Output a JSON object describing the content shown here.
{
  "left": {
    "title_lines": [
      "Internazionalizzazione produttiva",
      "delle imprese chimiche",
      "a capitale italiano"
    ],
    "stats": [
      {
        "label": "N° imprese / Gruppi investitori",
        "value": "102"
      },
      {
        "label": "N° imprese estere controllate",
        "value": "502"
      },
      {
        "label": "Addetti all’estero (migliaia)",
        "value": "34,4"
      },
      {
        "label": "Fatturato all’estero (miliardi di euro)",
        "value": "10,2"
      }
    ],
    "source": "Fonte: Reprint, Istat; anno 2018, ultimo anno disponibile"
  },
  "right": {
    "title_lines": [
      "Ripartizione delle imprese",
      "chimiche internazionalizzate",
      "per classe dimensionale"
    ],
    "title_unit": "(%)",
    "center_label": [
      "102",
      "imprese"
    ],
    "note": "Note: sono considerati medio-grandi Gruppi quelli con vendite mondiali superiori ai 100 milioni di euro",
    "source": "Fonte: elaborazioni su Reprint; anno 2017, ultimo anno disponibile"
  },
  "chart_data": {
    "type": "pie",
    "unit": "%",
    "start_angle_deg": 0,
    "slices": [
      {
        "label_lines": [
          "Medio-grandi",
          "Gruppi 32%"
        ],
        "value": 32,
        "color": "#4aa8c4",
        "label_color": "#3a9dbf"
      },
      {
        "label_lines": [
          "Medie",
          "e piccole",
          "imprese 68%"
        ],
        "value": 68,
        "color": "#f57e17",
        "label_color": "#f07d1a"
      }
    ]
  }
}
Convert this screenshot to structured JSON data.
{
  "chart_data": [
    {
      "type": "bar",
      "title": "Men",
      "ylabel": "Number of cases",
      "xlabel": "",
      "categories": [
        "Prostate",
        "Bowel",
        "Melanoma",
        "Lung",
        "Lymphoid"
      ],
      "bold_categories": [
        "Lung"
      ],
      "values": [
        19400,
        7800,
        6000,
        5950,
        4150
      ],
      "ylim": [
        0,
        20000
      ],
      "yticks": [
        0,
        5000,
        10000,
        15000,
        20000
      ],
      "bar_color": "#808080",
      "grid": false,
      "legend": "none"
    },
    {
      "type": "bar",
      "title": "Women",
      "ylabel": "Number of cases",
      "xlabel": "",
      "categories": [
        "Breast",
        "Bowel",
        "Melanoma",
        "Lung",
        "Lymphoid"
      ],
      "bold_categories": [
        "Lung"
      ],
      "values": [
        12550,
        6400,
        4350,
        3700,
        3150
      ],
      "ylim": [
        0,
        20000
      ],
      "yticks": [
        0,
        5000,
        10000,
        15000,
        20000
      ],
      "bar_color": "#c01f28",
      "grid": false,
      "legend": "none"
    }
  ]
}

※

■ What you should do ■
In the listing above, find each line with the word "Reprint" and copy it.

■ Reply to the task ■
    "source": "Fonte: Reprint, Istat; anno 2018, ultimo anno disponibile"
    "source": "Fonte: elaborazioni su Reprint; anno 2017, ultimo anno disponibile"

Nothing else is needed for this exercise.